Problem to solve: All the data below goes into the copy word for word, but the pictures don't.
## Start Input
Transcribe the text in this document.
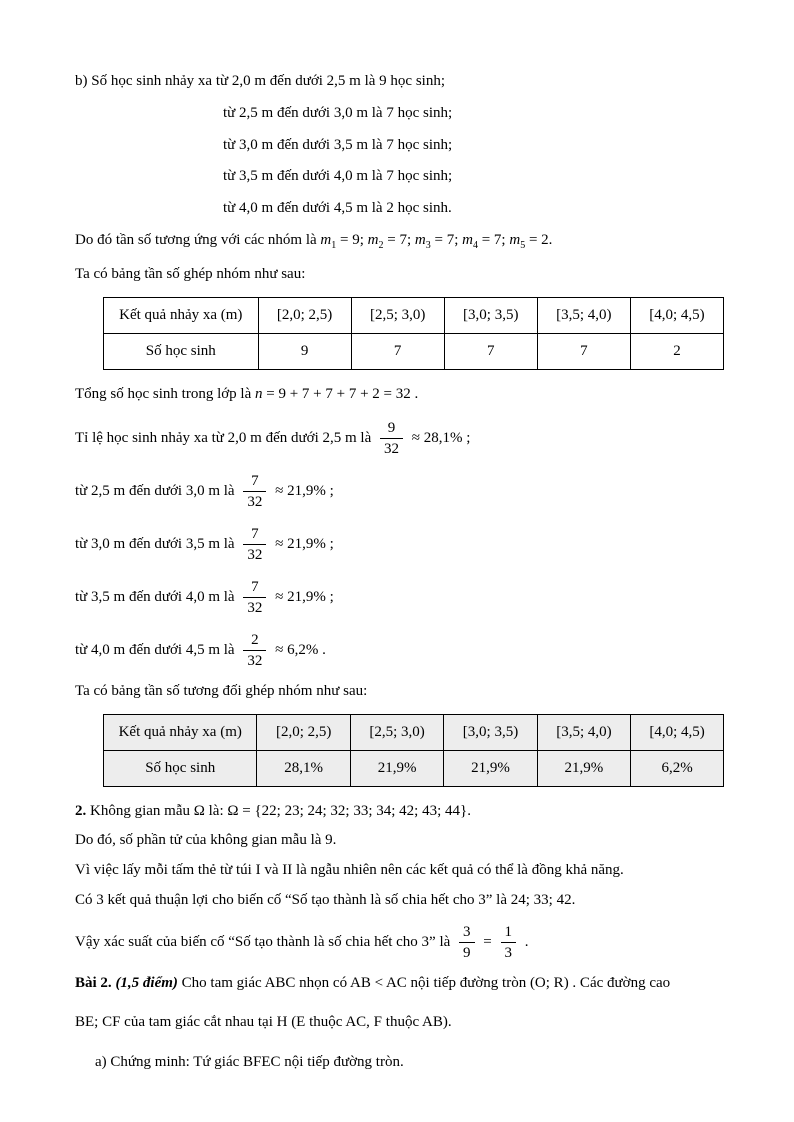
b) Số học sinh nhảy xa từ 2,0 m đến dưới 2,5 m là 9 học sinh;
từ 2,5 m đến dưới 3,0 m là 7 học sinh;
từ 3,0 m đến dưới 3,5 m là 7 học sinh;
từ 3,5 m đến dưới 4,0 m là 7 học sinh;
từ 4,0 m đến dưới 4,5 m là 2 học sinh.
Do đó tần số tương ứng với các nhóm là $m_1 = 9$; $m_2 = 7$; $m_3 = 7$; $m_4 = 7$; $m_5 = 2$.
Ta có bảng tần số ghép nhóm như sau:
Kết quả nhảy xa (m)	[2,0; 2,5)	[2,5; 3,0)	[3,0; 3,5)	[3,5; 4,0)	[4,0; 4,5)
Số học sinh	9	7	7	7	2
Tổng số học sinh trong lớp là n = 9 + 7 + 7 + 7 + 2 = 32 .
Tỉ lệ học sinh nhảy xa từ 2,0 m đến dưới 2,5 m là $\frac{9}{32} \approx 28,1\%$ ;
từ 2,5 m đến dưới 3,0 m là $\frac{7}{32} \approx 21,9\%$ ;
từ 3,0 m đến dưới 3,5 m là $\frac{7}{32} \approx 21,9\%$ ;
từ 3,5 m đến dưới 4,0 m là $\frac{7}{32} \approx 21,9\%$ ;
từ 4,0 m đến dưới 4,5 m là $\frac{2}{32} \approx 6,2\%$ .
Ta có bảng tần số tương đối ghép nhóm như sau:
Kết quả nhảy xa (m)	[2,0; 2,5)	[2,5; 3,0)	[3,0; 3,5)	[3,5; 4,0)	[4,0; 4,5)
Số học sinh	28,1%	21,9%	21,9%	21,9%	6,2%
2. Không gian mẫu Ω là: Ω = {22; 23; 24; 32; 33; 34; 42; 43; 44}.
Do đó, số phần tử của không gian mẫu là 9.
Vì việc lấy mỗi tấm thẻ từ túi I và II là ngẫu nhiên nên các kết quả có thể là đồng khả năng.
Có 3 kết quả thuận lợi cho biến cố “Số tạo thành là số chia hết cho 3” là 24; 33; 42.
Vậy xác suất của biến cố “Số tạo thành là số chia hết cho 3” là $\frac{3}{9} = \frac{1}{3}$ .
Bài 2. (1,5 điểm) Cho tam giác ABC nhọn có AB < AC nội tiếp đường tròn (O; R) . Các đường cao
BE; CF của tam giác cắt nhau tại H (E thuộc AC, F thuộc AB).
a) Chứng minh: Tứ giác BFEC nội tiếp đường tròn.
## End Input
Expected output:
Transcribe the text in this document.
b) Số học sinh nhảy xa từ 2,0 m đến dưới 2,5 m là 9 học sinh;
từ 2,5 m đến dưới 3,0 m là 7 học sinh;
từ 3,0 m đến dưới 3,5 m là 7 học sinh;
từ 3,5 m đến dưới 4,0 m là 7 học sinh;
từ 4,0 m đến dưới 4,5 m là 2 học sinh.
Do đó tần số tương ứng với các nhóm là $m_1 = 9$; $m_2 = 7$; $m_3 = 7$; $m_4 = 7$; $m_5 = 2$.
Ta có bảng tần số ghép nhóm như sau:
Kết quả nhảy xa (m)	[2,0; 2,5)	[2,5; 3,0)	[3,0; 3,5)	[3,5; 4,0)	[4,0; 4,5)
Số học sinh	9	7	7	7	2
Tổng số học sinh trong lớp là n = 9 + 7 + 7 + 7 + 2 = 32 .
Tỉ lệ học sinh nhảy xa từ 2,0 m đến dưới 2,5 m là $\frac{9}{32} \approx 28,1\%$ ;
từ 2,5 m đến dưới 3,0 m là $\frac{7}{32} \approx 21,9\%$ ;
từ 3,0 m đến dưới 3,5 m là $\frac{7}{32} \approx 21,9\%$ ;
từ 3,5 m đến dưới 4,0 m là $\frac{7}{32} \approx 21,9\%$ ;
từ 4,0 m đến dưới 4,5 m là $\frac{2}{32} \approx 6,2\%$ .
Ta có bảng tần số tương đối ghép nhóm như sau:
Kết quả nhảy xa (m)	[2,0; 2,5)	[2,5; 3,0)	[3,0; 3,5)	[3,5; 4,0)	[4,0; 4,5)
Số học sinh	28,1%	21,9%	21,9%	21,9%	6,2%
2. Không gian mẫu Ω là: Ω = {22; 23; 24; 32; 33; 34; 42; 43; 44}.
Do đó, số phần tử của không gian mẫu là 9.
Vì việc lấy mỗi tấm thẻ từ túi I và II là ngẫu nhiên nên các kết quả có thể là đồng khả năng.
Có 3 kết quả thuận lợi cho biến cố “Số tạo thành là số chia hết cho 3” là 24; 33; 42.
Vậy xác suất của biến cố “Số tạo thành là số chia hết cho 3” là $\frac{3}{9} = \frac{1}{3}$ .
Bài 2. (1,5 điểm) Cho tam giác ABC nhọn có AB < AC nội tiếp đường tròn (O; R) . Các đường cao
BE; CF của tam giác cắt nhau tại H (E thuộc AC, F thuộc AB).
a) Chứng minh: Tứ giác BFEC nội tiếp đường tròn.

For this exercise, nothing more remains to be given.